[START OF Selection]

Very simple concept for some, but quite honestly I’m striving to grasp:


  • You have a $20 \text{ m}^3$ pressure vessel.
  • You start filling it with gas.
  • You see a rise in the gauge pressure of $1 \text{ bar}$.

I’m told that this gauge pressure rise means you have injected a total of precisely $20 \text{ m}^3$ of gas when the reader shows exactly $1 \text{ bar}$. And that, therefore, knowing the gas density (lets say for example $2 \text{ kg/m}^3$ at normal conditions, this meaning $0^\circ\text{C}$ and absolute pressure of $1,01325 \text{ bar}$) you deduce the total amount of mass injected in the pressure vessel:

$20 \text{ m}^3 \cdot 2 \text{ kg/m}^3 =40 \text{ kg}$

Doubt 1: Where may I read anything proving that direct relationship between pressure rise and tidal volume?

Doubt 2: how may the stated density apply if this happens inside the vessel, where you have relative pressure and the value is given for absolute pressure?

[END OF Selection]
[START OF Extracted information]

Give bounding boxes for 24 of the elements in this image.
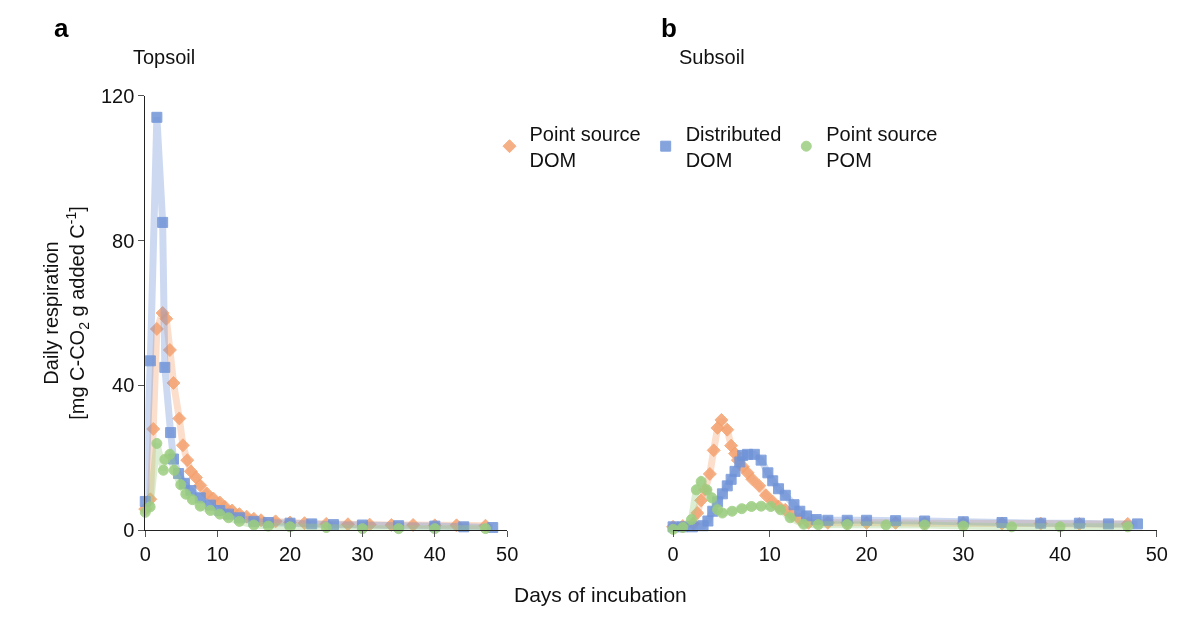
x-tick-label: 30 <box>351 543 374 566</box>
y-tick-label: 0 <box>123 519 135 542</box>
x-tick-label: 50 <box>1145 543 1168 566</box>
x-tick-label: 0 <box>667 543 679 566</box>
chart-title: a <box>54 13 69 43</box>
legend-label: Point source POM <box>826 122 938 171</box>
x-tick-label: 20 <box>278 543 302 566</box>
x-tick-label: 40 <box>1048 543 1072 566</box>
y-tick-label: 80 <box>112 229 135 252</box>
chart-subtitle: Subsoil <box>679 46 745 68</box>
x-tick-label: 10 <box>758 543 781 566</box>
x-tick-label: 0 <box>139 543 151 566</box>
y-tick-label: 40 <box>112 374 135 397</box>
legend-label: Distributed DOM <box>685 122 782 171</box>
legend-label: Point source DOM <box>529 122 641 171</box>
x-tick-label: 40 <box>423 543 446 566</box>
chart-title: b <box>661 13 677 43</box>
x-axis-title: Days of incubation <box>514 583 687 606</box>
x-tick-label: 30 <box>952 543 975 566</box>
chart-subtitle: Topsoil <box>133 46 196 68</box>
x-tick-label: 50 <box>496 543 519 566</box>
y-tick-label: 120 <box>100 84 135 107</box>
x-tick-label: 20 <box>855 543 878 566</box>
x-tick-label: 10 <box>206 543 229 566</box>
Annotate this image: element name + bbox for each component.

[END OF Extracted information]
[START OF Extracted information]

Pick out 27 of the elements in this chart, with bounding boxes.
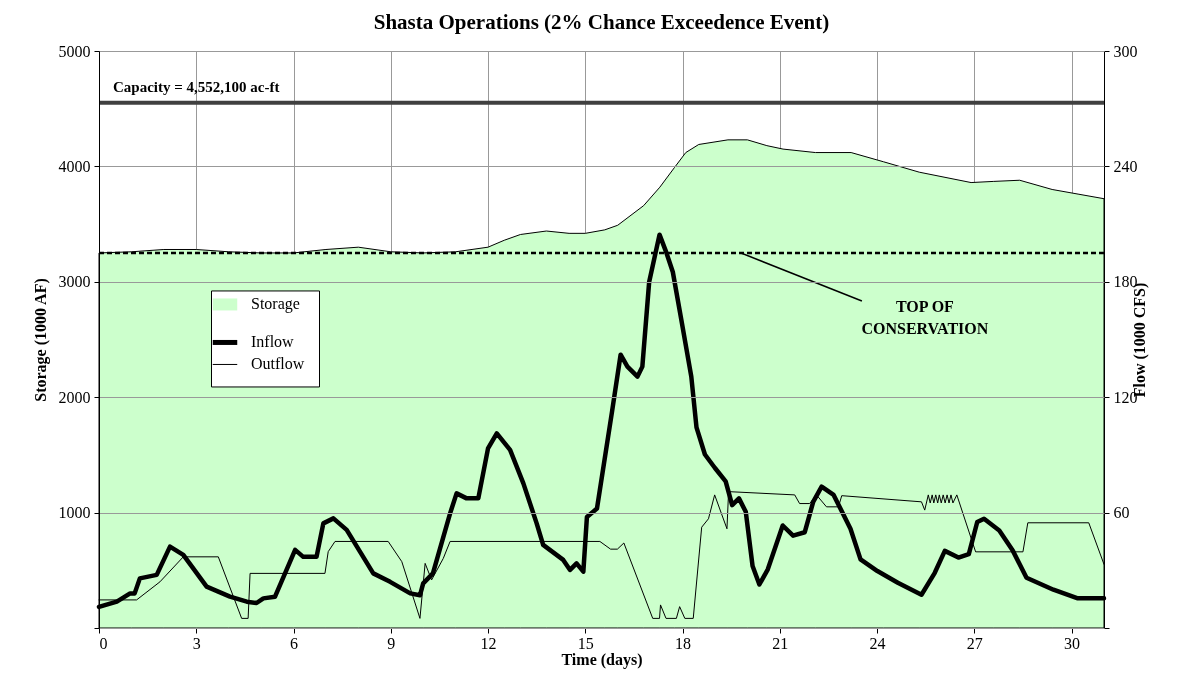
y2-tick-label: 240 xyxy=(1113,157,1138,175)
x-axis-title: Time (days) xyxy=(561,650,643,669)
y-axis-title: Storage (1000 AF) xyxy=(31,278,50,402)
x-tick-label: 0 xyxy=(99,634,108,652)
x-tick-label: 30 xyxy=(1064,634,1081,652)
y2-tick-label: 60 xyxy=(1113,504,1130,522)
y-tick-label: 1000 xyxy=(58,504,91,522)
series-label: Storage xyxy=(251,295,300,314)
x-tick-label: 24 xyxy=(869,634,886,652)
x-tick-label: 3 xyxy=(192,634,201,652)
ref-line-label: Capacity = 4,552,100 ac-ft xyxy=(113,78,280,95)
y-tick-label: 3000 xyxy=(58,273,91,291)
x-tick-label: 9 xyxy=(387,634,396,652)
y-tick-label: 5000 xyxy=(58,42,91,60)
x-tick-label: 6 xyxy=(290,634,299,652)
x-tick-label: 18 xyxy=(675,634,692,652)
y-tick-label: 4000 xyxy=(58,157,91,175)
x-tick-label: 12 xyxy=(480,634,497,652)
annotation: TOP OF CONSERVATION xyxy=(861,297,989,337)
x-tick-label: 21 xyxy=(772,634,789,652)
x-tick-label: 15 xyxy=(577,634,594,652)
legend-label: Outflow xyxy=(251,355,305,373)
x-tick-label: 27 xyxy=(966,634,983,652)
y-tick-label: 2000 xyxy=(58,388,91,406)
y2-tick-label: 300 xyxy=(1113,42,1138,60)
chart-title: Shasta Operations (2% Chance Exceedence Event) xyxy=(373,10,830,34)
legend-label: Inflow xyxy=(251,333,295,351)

[END OF Extracted information]

Your instructions — Reproduce the passage from the pressure vessel post above between "Doubt 2: how" and "for absolute pressure?", inclusive, without changing a word.

Written answer —
Doubt 2: how may the stated density apply if this happens inside the vessel, where you have relative pressure and the value is given for absolute pressure?